#### [EXERCISE DIRECTIONS]
Select the lines below containing the word "this".

Dataset listings of figures
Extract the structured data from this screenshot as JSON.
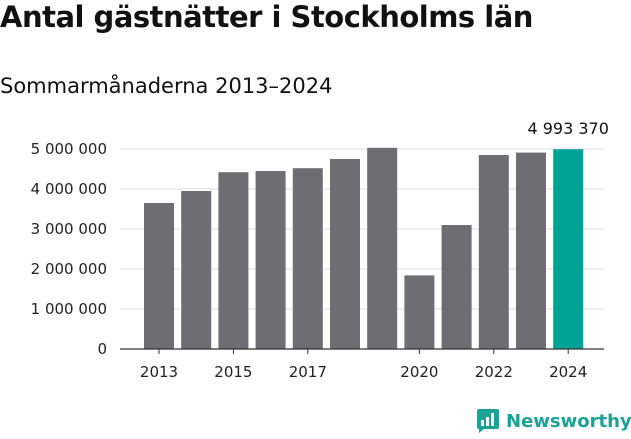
{
  "header": {
    "title": "Antal gästnätter i Stockholms län",
    "subtitle": "Sommarmånaderna 2013–2024"
  },
  "chart_data": {
    "type": "bar",
    "categories": [
      "2013",
      "2014",
      "2015",
      "2016",
      "2017",
      "2018",
      "2019",
      "2020",
      "2021",
      "2022",
      "2023",
      "2024"
    ],
    "x_tick_labels": [
      "2013",
      "",
      "2015",
      "",
      "2017",
      "",
      "",
      "2020",
      "",
      "2022",
      "",
      "2024"
    ],
    "values": [
      3650000,
      3950000,
      4420000,
      4450000,
      4520000,
      4750000,
      5030000,
      1840000,
      3100000,
      4850000,
      4910000,
      4993370
    ],
    "ylim": [
      0,
      5000000
    ],
    "yticks": [
      0,
      1000000,
      2000000,
      3000000,
      4000000,
      5000000
    ],
    "ytick_labels": [
      "0",
      "1 000 000",
      "2 000 000",
      "3 000 000",
      "4 000 000",
      "5 000 000"
    ],
    "highlight_index": 11,
    "highlight_label": "4 993 370",
    "grid": true,
    "colors": {
      "bar": "#6e6d72",
      "highlight": "#00a295",
      "grid": "#dddddd",
      "text": "#222222"
    }
  },
  "branding": {
    "logo_text": "Newsworthy",
    "logo_icon": "bar-chart-speech-icon",
    "color": "#1aa394"
  }
}
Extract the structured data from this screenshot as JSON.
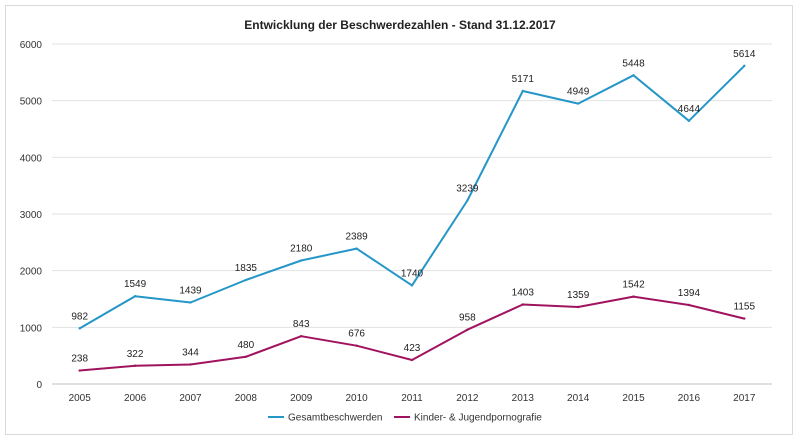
{
  "chart_data": {
    "type": "line",
    "title": "Entwicklung der Beschwerdezahlen - Stand 31.12.2017",
    "categories": [
      "2005",
      "2006",
      "2007",
      "2008",
      "2009",
      "2010",
      "2011",
      "2012",
      "2013",
      "2014",
      "2015",
      "2016",
      "2017"
    ],
    "series": [
      {
        "name": "Gesamtbeschwerden",
        "color": "#2596c8",
        "values": [
          982,
          1549,
          1439,
          1835,
          2180,
          2389,
          1740,
          3239,
          5171,
          4949,
          5448,
          4644,
          5614
        ]
      },
      {
        "name": "Kinder- & Jugendpornografie",
        "color": "#a0135f",
        "values": [
          238,
          322,
          344,
          480,
          843,
          676,
          423,
          958,
          1403,
          1359,
          1542,
          1394,
          1155
        ]
      }
    ],
    "ylim": [
      0,
      6000
    ],
    "yticks": [
      0,
      1000,
      2000,
      3000,
      4000,
      5000,
      6000
    ],
    "grid": true,
    "legend_position": "bottom"
  }
}
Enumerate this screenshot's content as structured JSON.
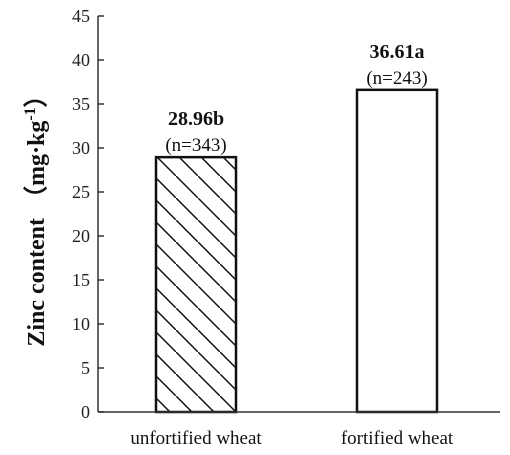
{
  "chart_data": {
    "type": "bar",
    "categories": [
      "unfortified wheat",
      "fortified wheat"
    ],
    "values": [
      28.96,
      36.61
    ],
    "value_labels": [
      "28.96b",
      "36.61a"
    ],
    "sample_sizes": [
      "(n=343)",
      "(n=243)"
    ],
    "bar_fills": [
      "diagonal-hatch",
      "none"
    ],
    "ylabel": "Zinc content",
    "ylabel_unit_open": "（mg·kg",
    "ylabel_unit_sup": "-1",
    "ylabel_unit_close": "）",
    "xlabel": "",
    "ylim": [
      0,
      45
    ],
    "yticks": [
      0,
      5,
      10,
      15,
      20,
      25,
      30,
      35,
      40,
      45
    ],
    "grid": false,
    "colors": {
      "axis": "#333333",
      "bar_stroke": "#111111",
      "hatch": "#111111"
    }
  }
}
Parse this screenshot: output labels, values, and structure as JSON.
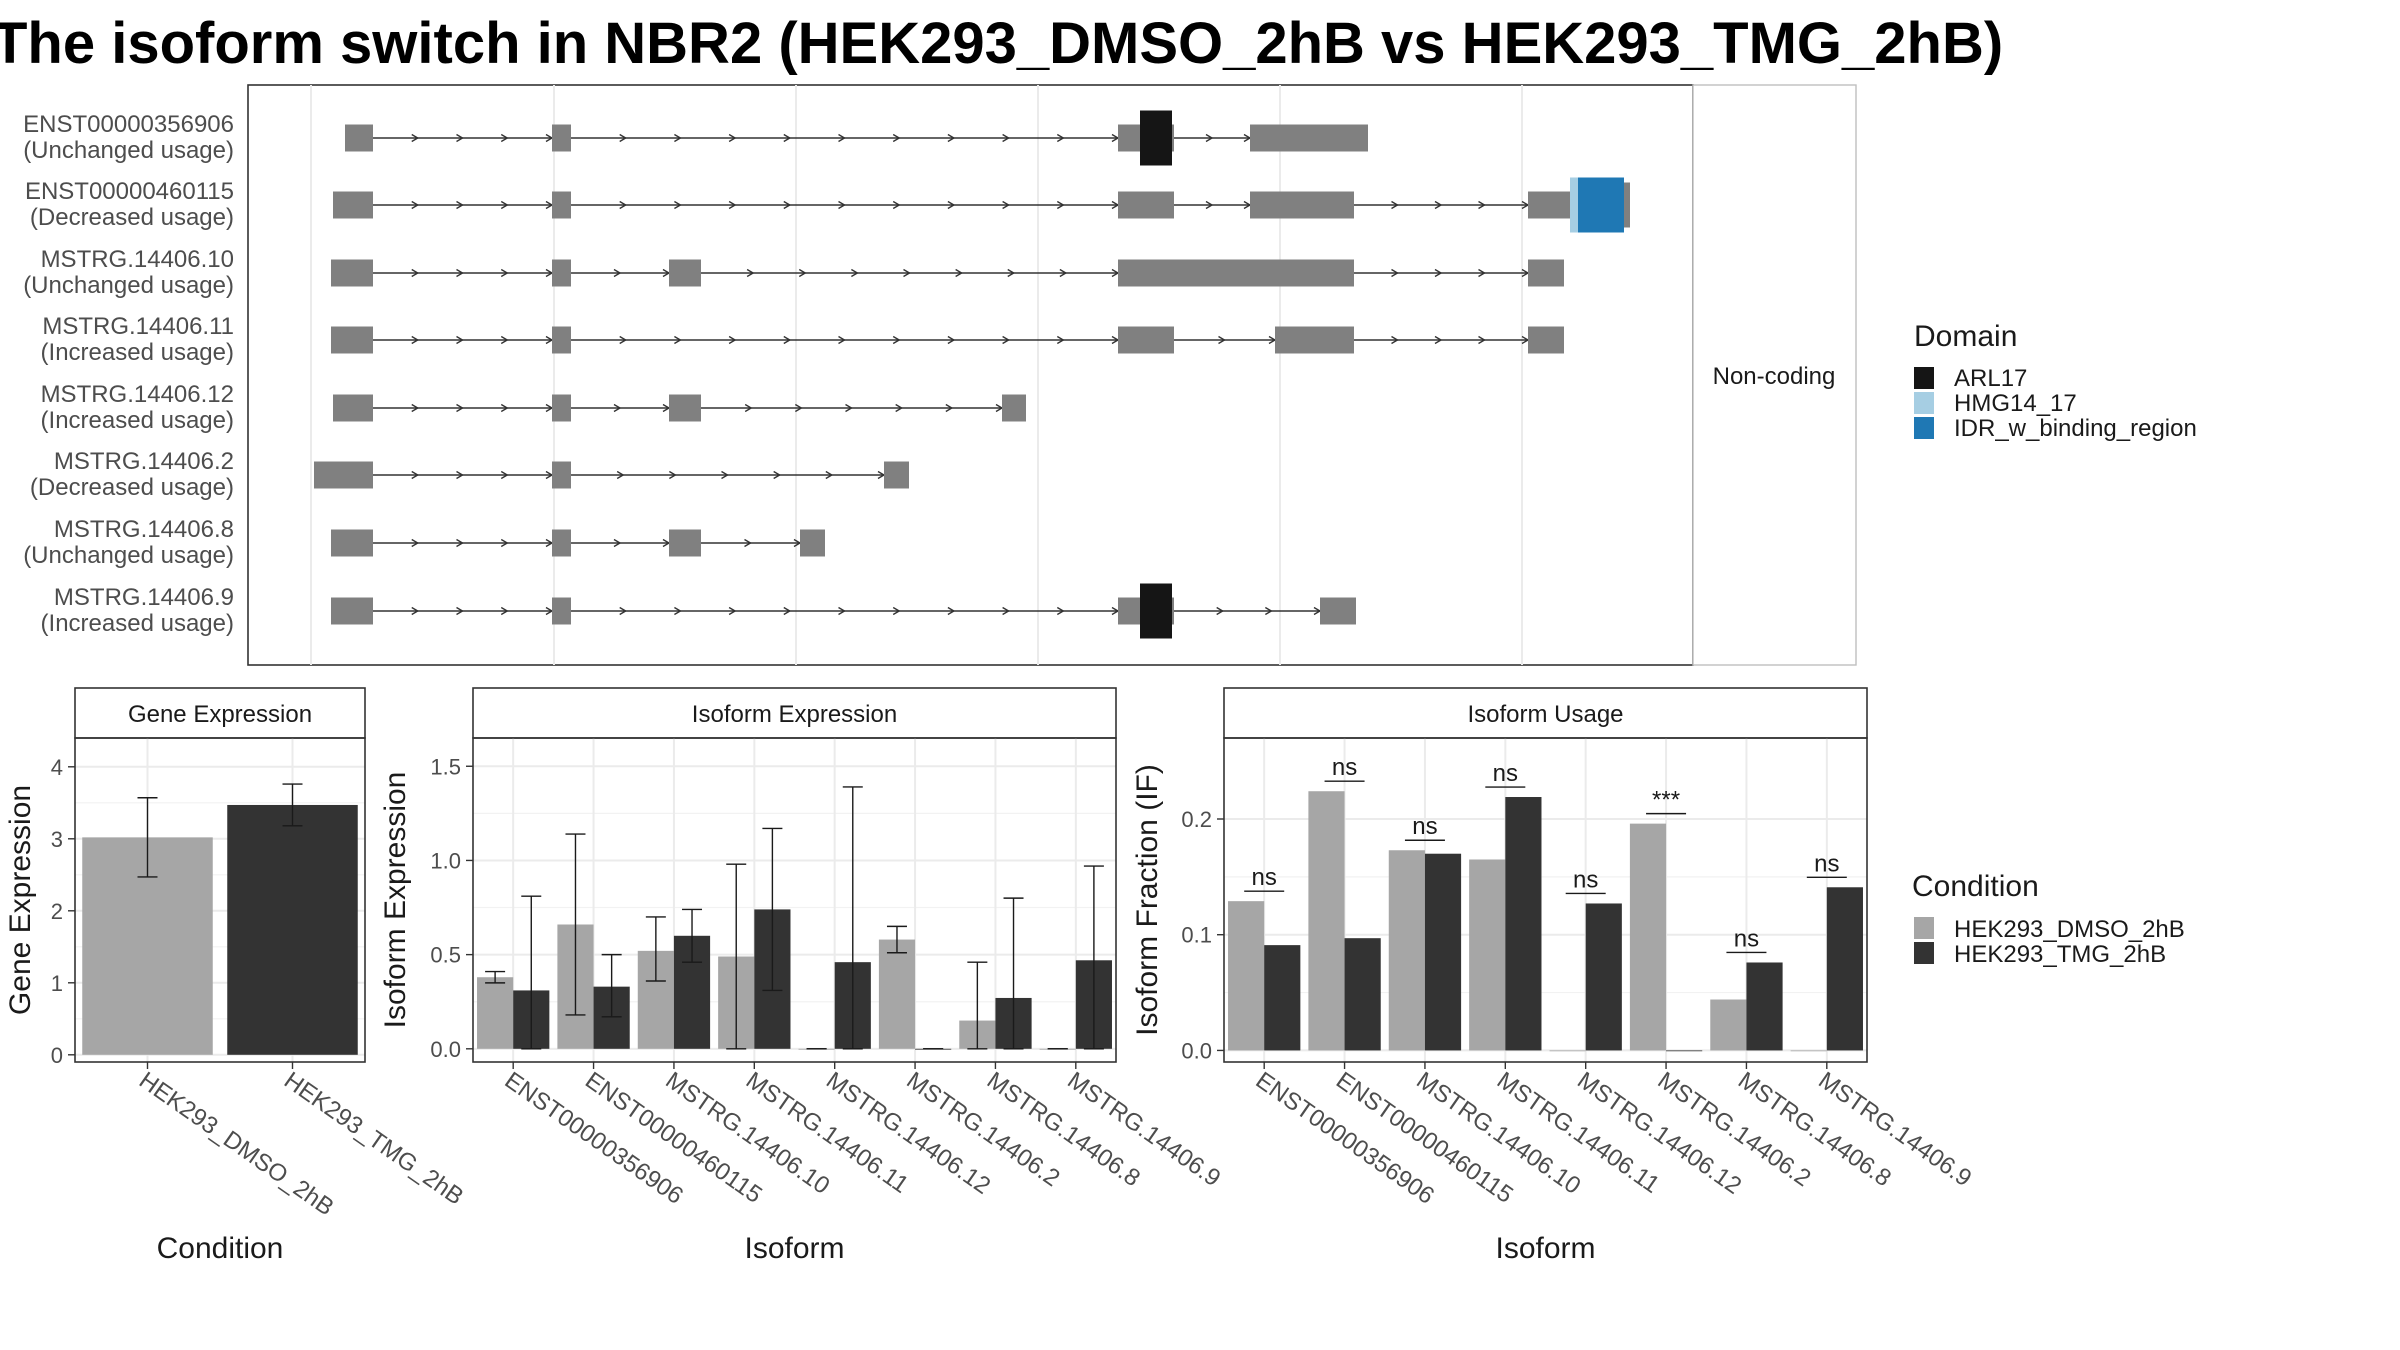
{
  "title": "The isoform switch in NBR2 (HEK293_DMSO_2hB vs HEK293_TMG_2hB)",
  "colors": {
    "dmso": "#a6a6a6",
    "tmg": "#333333",
    "exon": "#808080",
    "ARL17": "#151515",
    "HMG14_17": "#a6cee3",
    "IDR_w_binding_region": "#1f78b4",
    "grid": "#ebebeb"
  },
  "gene_model": {
    "strip_label": "Non-coding",
    "isoforms": [
      {
        "name": "ENST00000356906",
        "usage": "(Unchanged usage)"
      },
      {
        "name": "ENST00000460115",
        "usage": "(Decreased usage)"
      },
      {
        "name": "MSTRG.14406.10",
        "usage": "(Unchanged usage)"
      },
      {
        "name": "MSTRG.14406.11",
        "usage": "(Increased usage)"
      },
      {
        "name": "MSTRG.14406.12",
        "usage": "(Increased usage)"
      },
      {
        "name": "MSTRG.14406.2",
        "usage": "(Decreased usage)"
      },
      {
        "name": "MSTRG.14406.8",
        "usage": "(Unchanged usage)"
      },
      {
        "name": "MSTRG.14406.9",
        "usage": "(Increased usage)"
      }
    ]
  },
  "domain_legend": {
    "title": "Domain",
    "entries": [
      {
        "label": "ARL17",
        "color": "#151515"
      },
      {
        "label": "HMG14_17",
        "color": "#a6cee3"
      },
      {
        "label": "IDR_w_binding_region",
        "color": "#1f78b4"
      }
    ]
  },
  "condition_legend": {
    "title": "Condition",
    "entries": [
      {
        "label": "HEK293_DMSO_2hB",
        "color": "#a6a6a6"
      },
      {
        "label": "HEK293_TMG_2hB",
        "color": "#333333"
      }
    ]
  },
  "chart_data": [
    {
      "type": "bar",
      "title": "Gene Expression",
      "xlabel": "Condition",
      "ylabel": "Gene Expression",
      "categories": [
        "HEK293_DMSO_2hB",
        "HEK293_TMG_2hB"
      ],
      "values": [
        3.02,
        3.47
      ],
      "error": [
        [
          2.47,
          3.57
        ],
        [
          3.18,
          3.76
        ]
      ],
      "colors": [
        "#a6a6a6",
        "#333333"
      ],
      "ylim": [
        -0.1,
        4.4
      ],
      "yticks": [
        0,
        1,
        2,
        3,
        4
      ]
    },
    {
      "type": "bar",
      "title": "Isoform Expression",
      "xlabel": "Isoform",
      "ylabel": "Isoform Expression",
      "categories": [
        "ENST00000356906",
        "ENST00000460115",
        "MSTRG.14406.10",
        "MSTRG.14406.11",
        "MSTRG.14406.12",
        "MSTRG.14406.2",
        "MSTRG.14406.8",
        "MSTRG.14406.9"
      ],
      "series": [
        {
          "name": "HEK293_DMSO_2hB",
          "values": [
            0.38,
            0.66,
            0.52,
            0.49,
            0.0,
            0.58,
            0.15,
            0.0
          ],
          "error": [
            [
              0.35,
              0.41
            ],
            [
              0.18,
              1.14
            ],
            [
              0.36,
              0.7
            ],
            [
              0.0,
              0.98
            ],
            [
              0.0,
              0.0
            ],
            [
              0.51,
              0.65
            ],
            [
              0.0,
              0.46
            ],
            [
              0.0,
              0.0
            ]
          ]
        },
        {
          "name": "HEK293_TMG_2hB",
          "values": [
            0.31,
            0.33,
            0.6,
            0.74,
            0.46,
            0.0,
            0.27,
            0.47
          ],
          "error": [
            [
              0.0,
              0.81
            ],
            [
              0.17,
              0.5
            ],
            [
              0.46,
              0.74
            ],
            [
              0.31,
              1.17
            ],
            [
              0.0,
              1.39
            ],
            [
              0.0,
              0.0
            ],
            [
              0.0,
              0.8
            ],
            [
              0.0,
              0.97
            ]
          ]
        }
      ],
      "ylim": [
        -0.07,
        1.65
      ],
      "yticks": [
        0.0,
        0.5,
        1.0,
        1.5
      ]
    },
    {
      "type": "bar",
      "title": "Isoform Usage",
      "xlabel": "Isoform",
      "ylabel": "Isoform Fraction (IF)",
      "categories": [
        "ENST00000356906",
        "ENST00000460115",
        "MSTRG.14406.10",
        "MSTRG.14406.11",
        "MSTRG.14406.12",
        "MSTRG.14406.2",
        "MSTRG.14406.8",
        "MSTRG.14406.9"
      ],
      "series": [
        {
          "name": "HEK293_DMSO_2hB",
          "values": [
            0.129,
            0.224,
            0.173,
            0.165,
            0.0,
            0.196,
            0.044,
            0.0
          ]
        },
        {
          "name": "HEK293_TMG_2hB",
          "values": [
            0.091,
            0.097,
            0.17,
            0.219,
            0.127,
            0.0,
            0.076,
            0.141
          ]
        }
      ],
      "significance": [
        "ns",
        "ns",
        "ns",
        "ns",
        "ns",
        "***",
        "ns",
        "ns"
      ],
      "ylim": [
        -0.01,
        0.27
      ],
      "yticks": [
        0.0,
        0.1,
        0.2
      ]
    }
  ]
}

#### [RESULT OF THE TASK]
Extract the structured data from this screenshot as JSON.
Extract the structured data from this screenshot as JSON.
Enumerate this screenshot's content as structured JSON.
Parse this screenshot: output labels, values, and structure as JSON.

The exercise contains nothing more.